What you are asked to do: Repeat, exactly and completely, the entries shown underneath.

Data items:
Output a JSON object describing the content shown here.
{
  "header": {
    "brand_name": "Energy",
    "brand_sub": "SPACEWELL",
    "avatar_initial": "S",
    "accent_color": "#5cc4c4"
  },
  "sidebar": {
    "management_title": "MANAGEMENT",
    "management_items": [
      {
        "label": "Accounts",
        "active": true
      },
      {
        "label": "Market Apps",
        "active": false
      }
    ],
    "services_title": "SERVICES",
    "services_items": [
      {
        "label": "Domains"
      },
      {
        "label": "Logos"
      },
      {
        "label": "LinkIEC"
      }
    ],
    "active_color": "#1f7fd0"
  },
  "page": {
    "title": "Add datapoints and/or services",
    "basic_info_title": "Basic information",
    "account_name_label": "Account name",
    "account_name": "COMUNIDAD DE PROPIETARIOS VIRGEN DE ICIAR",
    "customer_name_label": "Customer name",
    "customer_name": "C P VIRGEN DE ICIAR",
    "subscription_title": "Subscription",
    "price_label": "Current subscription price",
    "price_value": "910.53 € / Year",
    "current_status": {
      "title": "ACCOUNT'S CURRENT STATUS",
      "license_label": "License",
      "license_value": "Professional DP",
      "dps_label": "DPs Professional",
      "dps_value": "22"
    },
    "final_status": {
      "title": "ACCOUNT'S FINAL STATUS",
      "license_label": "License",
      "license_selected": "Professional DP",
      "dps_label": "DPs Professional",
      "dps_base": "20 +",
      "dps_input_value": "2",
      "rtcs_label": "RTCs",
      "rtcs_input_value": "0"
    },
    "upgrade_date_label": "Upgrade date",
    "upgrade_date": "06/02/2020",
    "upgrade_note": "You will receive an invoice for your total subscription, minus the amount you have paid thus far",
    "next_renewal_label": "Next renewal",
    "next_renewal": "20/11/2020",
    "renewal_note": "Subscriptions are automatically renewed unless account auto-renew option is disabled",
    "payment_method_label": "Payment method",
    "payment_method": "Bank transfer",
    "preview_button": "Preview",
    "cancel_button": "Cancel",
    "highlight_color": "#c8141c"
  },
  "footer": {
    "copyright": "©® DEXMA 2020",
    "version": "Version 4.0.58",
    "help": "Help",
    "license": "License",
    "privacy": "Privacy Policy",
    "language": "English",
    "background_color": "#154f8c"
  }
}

Output:
Output a JSON object describing the content shown here.
{
  "header": {
    "brand_name": "Energy",
    "brand_sub": "SPACEWELL",
    "avatar_initial": "S",
    "accent_color": "#5cc4c4"
  },
  "sidebar": {
    "management_title": "MANAGEMENT",
    "management_items": [
      {
        "label": "Accounts",
        "active": true
      },
      {
        "label": "Market Apps",
        "active": false
      }
    ],
    "services_title": "SERVICES",
    "services_items": [
      {
        "label": "Domains"
      },
      {
        "label": "Logos"
      },
      {
        "label": "LinkIEC"
      }
    ],
    "active_color": "#1f7fd0"
  },
  "page": {
    "title": "Add datapoints and/or services",
    "basic_info_title": "Basic information",
    "account_name_label": "Account name",
    "account_name": "COMUNIDAD DE PROPIETARIOS VIRGEN DE ICIAR",
    "customer_name_label": "Customer name",
    "customer_name": "C P VIRGEN DE ICIAR",
    "subscription_title": "Subscription",
    "price_label": "Current subscription price",
    "price_value": "910.53 € / Year",
    "current_status": {
      "title": "ACCOUNT'S CURRENT STATUS",
      "license_label": "License",
      "license_value": "Professional DP",
      "dps_label": "DPs Professional",
      "dps_value": "22"
    },
    "final_status": {
      "title": "ACCOUNT'S FINAL STATUS",
      "license_label": "License",
      "license_selected": "Professional DP",
      "dps_label": "DPs Professional",
      "dps_base": "20 +",
      "dps_input_value": "2",
      "rtcs_label": "RTCs",
      "rtcs_input_value": "0"
    },
    "upgrade_date_label": "Upgrade date",
    "upgrade_date": "06/02/2020",
    "upgrade_note": "You will receive an invoice for your total subscription, minus the amount you have paid thus far",
    "next_renewal_label": "Next renewal",
    "next_renewal": "20/11/2020",
    "renewal_note": "Subscriptions are automatically renewed unless account auto-renew option is disabled",
    "payment_method_label": "Payment method",
    "payment_method": "Bank transfer",
    "preview_button": "Preview",
    "cancel_button": "Cancel",
    "highlight_color": "#c8141c"
  },
  "footer": {
    "copyright": "©® DEXMA 2020",
    "version": "Version 4.0.58",
    "help": "Help",
    "license": "License",
    "privacy": "Privacy Policy",
    "language": "English",
    "background_color": "#154f8c"
  }
}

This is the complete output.